--- START ---

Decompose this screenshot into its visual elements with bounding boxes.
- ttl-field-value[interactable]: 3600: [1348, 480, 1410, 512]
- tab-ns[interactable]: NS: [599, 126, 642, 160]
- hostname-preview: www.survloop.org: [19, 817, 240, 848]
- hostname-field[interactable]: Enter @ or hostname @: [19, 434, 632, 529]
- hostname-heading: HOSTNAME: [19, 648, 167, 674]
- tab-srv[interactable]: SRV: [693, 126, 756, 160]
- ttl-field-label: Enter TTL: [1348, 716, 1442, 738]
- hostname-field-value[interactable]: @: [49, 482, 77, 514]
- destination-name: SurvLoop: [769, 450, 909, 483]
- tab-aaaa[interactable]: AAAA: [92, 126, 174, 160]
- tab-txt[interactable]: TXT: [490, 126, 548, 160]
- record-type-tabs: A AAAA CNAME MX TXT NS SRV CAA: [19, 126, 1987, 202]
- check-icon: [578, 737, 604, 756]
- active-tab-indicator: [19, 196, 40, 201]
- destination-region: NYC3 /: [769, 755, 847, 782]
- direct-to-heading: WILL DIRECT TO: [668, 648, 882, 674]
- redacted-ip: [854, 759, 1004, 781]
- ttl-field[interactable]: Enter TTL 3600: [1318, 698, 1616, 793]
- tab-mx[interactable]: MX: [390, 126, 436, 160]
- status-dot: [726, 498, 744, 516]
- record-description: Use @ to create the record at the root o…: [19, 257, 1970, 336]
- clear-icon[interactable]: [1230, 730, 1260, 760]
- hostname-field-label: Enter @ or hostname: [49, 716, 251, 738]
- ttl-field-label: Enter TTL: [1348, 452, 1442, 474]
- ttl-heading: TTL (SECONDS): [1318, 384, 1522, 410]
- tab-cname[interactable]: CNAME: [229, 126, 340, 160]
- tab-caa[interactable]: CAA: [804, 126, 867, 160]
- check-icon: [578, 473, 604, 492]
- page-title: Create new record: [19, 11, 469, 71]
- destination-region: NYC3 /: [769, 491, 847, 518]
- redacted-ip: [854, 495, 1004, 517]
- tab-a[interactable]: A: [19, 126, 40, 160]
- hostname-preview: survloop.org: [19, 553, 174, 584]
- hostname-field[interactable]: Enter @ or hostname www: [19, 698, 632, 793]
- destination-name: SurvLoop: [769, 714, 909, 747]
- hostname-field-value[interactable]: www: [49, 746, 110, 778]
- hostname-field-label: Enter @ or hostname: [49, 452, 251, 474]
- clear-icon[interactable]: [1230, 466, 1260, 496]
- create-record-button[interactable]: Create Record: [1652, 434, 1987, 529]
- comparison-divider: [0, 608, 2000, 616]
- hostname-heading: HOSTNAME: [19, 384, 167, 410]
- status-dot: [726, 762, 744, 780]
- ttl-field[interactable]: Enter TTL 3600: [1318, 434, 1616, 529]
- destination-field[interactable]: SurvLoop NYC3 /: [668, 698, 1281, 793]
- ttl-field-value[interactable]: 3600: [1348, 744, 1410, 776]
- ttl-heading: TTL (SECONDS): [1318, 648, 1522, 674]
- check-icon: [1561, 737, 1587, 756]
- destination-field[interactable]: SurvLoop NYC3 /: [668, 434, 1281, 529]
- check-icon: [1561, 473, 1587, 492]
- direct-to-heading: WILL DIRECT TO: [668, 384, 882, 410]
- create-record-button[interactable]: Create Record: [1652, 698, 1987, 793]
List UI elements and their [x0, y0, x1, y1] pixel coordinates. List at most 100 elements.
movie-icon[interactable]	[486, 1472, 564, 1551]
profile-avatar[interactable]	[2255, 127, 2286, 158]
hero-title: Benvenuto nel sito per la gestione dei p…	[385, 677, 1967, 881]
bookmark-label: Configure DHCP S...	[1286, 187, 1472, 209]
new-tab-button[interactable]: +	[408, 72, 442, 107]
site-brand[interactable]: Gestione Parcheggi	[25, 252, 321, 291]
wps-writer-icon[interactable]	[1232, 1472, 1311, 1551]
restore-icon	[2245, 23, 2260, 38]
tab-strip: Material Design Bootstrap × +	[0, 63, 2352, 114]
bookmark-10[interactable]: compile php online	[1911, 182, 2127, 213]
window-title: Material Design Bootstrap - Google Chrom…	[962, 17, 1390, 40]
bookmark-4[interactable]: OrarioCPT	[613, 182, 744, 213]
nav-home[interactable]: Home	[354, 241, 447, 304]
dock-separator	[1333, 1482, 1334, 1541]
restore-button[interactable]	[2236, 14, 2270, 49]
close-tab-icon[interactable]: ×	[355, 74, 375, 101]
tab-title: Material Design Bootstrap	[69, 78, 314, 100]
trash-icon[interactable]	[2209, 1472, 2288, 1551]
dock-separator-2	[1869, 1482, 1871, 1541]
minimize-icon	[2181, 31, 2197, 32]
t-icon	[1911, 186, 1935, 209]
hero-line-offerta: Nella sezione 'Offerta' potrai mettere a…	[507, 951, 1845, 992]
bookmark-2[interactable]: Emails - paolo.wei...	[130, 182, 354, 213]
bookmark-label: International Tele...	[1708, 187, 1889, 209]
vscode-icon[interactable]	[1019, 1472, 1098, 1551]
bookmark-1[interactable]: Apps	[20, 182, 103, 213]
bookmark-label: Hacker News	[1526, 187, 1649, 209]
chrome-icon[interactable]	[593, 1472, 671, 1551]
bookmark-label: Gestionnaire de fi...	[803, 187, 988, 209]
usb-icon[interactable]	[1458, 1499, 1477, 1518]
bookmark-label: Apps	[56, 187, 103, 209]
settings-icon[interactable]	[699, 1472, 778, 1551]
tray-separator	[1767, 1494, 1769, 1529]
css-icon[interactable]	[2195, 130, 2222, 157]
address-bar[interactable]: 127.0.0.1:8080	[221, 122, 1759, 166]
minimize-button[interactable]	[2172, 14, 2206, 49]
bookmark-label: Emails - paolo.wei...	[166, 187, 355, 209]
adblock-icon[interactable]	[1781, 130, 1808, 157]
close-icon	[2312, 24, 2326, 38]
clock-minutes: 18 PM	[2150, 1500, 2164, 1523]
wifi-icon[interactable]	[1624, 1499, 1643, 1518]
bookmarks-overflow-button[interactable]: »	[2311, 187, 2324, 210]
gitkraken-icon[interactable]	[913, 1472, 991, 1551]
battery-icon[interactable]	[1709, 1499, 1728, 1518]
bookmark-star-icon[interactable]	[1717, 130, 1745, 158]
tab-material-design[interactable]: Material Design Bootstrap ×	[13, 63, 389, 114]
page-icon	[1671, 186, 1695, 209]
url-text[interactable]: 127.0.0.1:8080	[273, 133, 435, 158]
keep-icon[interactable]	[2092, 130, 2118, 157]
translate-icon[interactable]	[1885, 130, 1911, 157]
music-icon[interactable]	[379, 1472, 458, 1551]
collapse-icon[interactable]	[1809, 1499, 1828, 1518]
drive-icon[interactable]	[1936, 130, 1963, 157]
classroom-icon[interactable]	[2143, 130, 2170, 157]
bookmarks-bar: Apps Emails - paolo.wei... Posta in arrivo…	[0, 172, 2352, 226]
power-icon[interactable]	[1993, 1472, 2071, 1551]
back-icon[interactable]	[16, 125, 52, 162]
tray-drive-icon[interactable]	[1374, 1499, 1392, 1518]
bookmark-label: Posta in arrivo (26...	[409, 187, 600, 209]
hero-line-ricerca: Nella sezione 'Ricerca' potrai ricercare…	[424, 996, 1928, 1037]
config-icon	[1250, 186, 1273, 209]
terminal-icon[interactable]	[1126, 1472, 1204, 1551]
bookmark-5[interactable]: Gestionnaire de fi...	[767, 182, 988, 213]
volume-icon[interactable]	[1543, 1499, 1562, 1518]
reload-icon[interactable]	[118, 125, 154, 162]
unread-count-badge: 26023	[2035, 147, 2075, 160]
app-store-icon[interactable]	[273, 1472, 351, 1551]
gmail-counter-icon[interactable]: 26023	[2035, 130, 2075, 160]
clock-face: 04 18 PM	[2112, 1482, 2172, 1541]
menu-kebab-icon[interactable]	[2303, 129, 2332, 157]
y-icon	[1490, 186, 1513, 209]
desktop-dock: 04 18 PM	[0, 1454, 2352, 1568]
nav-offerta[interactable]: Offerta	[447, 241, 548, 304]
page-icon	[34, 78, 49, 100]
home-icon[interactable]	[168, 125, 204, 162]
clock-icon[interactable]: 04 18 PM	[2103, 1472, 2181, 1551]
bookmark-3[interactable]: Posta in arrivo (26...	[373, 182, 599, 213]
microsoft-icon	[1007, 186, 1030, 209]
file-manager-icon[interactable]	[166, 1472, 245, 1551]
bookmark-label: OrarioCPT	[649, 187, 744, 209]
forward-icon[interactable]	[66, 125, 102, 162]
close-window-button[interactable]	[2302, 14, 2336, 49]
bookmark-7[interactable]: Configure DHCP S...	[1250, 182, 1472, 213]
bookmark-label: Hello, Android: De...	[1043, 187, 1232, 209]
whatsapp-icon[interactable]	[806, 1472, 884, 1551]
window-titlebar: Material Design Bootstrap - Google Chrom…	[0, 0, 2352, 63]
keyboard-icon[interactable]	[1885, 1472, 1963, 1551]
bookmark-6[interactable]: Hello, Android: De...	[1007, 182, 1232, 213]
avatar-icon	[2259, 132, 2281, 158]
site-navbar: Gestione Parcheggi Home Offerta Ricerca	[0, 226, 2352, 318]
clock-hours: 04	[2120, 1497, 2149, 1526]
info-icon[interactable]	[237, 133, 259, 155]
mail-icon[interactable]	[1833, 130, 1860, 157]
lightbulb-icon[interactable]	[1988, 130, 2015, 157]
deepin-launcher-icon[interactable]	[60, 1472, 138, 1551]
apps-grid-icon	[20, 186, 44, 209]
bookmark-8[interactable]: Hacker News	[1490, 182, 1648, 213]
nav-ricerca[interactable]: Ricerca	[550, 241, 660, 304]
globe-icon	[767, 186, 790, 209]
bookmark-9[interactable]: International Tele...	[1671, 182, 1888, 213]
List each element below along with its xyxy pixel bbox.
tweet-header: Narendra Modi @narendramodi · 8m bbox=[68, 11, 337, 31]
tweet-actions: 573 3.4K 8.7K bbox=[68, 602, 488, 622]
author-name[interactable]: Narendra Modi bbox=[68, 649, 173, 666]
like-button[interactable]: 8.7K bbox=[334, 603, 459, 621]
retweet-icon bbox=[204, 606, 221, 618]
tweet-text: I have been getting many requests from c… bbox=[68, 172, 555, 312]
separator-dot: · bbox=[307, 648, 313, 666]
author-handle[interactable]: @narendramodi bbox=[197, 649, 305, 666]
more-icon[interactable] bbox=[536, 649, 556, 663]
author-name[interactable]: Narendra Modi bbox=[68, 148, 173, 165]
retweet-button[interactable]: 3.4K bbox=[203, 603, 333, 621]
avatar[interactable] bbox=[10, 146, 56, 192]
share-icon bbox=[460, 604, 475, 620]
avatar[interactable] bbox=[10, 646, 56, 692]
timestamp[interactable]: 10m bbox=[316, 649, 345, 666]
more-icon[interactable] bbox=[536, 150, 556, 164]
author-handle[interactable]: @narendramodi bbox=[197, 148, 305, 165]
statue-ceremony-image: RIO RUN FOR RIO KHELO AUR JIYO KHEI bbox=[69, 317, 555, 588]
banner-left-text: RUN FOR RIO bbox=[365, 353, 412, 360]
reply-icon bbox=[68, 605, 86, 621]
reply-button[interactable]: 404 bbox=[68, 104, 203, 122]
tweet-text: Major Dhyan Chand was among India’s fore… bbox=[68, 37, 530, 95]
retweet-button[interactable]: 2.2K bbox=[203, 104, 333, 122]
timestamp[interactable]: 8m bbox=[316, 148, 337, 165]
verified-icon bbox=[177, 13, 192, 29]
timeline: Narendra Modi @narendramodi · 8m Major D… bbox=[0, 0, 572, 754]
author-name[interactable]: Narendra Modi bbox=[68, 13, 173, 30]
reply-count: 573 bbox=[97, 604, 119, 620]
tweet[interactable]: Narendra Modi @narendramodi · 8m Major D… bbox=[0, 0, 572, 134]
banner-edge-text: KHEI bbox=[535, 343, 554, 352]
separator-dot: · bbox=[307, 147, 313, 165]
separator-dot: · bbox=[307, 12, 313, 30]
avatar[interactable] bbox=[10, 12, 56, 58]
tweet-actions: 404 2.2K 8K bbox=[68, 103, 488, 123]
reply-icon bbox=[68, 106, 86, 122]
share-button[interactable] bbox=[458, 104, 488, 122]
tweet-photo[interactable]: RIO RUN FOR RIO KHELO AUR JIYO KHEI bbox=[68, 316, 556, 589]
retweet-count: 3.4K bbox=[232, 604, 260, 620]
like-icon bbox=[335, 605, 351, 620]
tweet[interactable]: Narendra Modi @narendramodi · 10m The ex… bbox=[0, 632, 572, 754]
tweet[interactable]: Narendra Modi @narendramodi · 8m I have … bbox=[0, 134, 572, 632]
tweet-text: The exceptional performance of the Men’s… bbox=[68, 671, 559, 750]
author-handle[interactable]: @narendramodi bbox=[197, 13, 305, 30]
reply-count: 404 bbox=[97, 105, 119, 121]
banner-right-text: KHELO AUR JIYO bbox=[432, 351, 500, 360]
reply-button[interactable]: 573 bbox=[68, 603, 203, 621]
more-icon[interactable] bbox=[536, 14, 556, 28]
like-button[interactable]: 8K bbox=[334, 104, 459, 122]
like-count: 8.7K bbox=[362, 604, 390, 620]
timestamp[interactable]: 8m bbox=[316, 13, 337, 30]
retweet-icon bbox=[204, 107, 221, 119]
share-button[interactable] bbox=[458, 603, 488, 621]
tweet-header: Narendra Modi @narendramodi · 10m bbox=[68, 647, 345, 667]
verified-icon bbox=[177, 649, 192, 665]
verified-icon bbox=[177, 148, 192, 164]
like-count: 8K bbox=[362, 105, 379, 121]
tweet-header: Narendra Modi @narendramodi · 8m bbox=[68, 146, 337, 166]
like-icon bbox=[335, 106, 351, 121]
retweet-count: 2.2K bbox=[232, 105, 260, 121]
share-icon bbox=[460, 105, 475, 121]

--- END ---

▶ WHAT IS REQUIRED: Starting at the beginning of the data and ending with the line that contains "- tab-caa[interactable]: CAA: [804, 126, 867, 160]", rewrite those lines with "WILL DIRECT TO" switched to "POINTS TO" and everything else left unchanged.

▶ SOLUTION FOR THIS TASK:
Decompose this screenshot into its visual elements with bounding boxes.
- ttl-field-value[interactable]: 3600: [1348, 480, 1410, 512]
- tab-ns[interactable]: NS: [599, 126, 642, 160]
- hostname-preview: www.survloop.org: [19, 817, 240, 848]
- hostname-field[interactable]: Enter @ or hostname @: [19, 434, 632, 529]
- hostname-heading: HOSTNAME: [19, 648, 167, 674]
- tab-srv[interactable]: SRV: [693, 126, 756, 160]
- ttl-field-label: Enter TTL: [1348, 716, 1442, 738]
- hostname-field-value[interactable]: @: [49, 482, 77, 514]
- destination-name: SurvLoop: [769, 450, 909, 483]
- tab-aaaa[interactable]: AAAA: [92, 126, 174, 160]
- tab-txt[interactable]: TXT: [490, 126, 548, 160]
- record-type-tabs: A AAAA CNAME MX TXT NS SRV CAA: [19, 126, 1987, 202]
- check-icon: [578, 737, 604, 756]
- active-tab-indicator: [19, 196, 40, 201]
- destination-region: NYC3 /: [769, 755, 847, 782]
- direct-to-heading: POINTS TO: [668, 648, 882, 674]
- redacted-ip: [854, 759, 1004, 781]
- ttl-field[interactable]: Enter TTL 3600: [1318, 698, 1616, 793]
- tab-mx[interactable]: MX: [390, 126, 436, 160]
- status-dot: [726, 498, 744, 516]
- record-description: Use @ to create the record at the root o…: [19, 257, 1970, 336]
- clear-icon[interactable]: [1230, 730, 1260, 760]
- hostname-field-label: Enter @ or hostname: [49, 716, 251, 738]
- ttl-field-label: Enter TTL: [1348, 452, 1442, 474]
- ttl-heading: TTL (SECONDS): [1318, 384, 1522, 410]
- tab-cname[interactable]: CNAME: [229, 126, 340, 160]
- tab-caa[interactable]: CAA: [804, 126, 867, 160]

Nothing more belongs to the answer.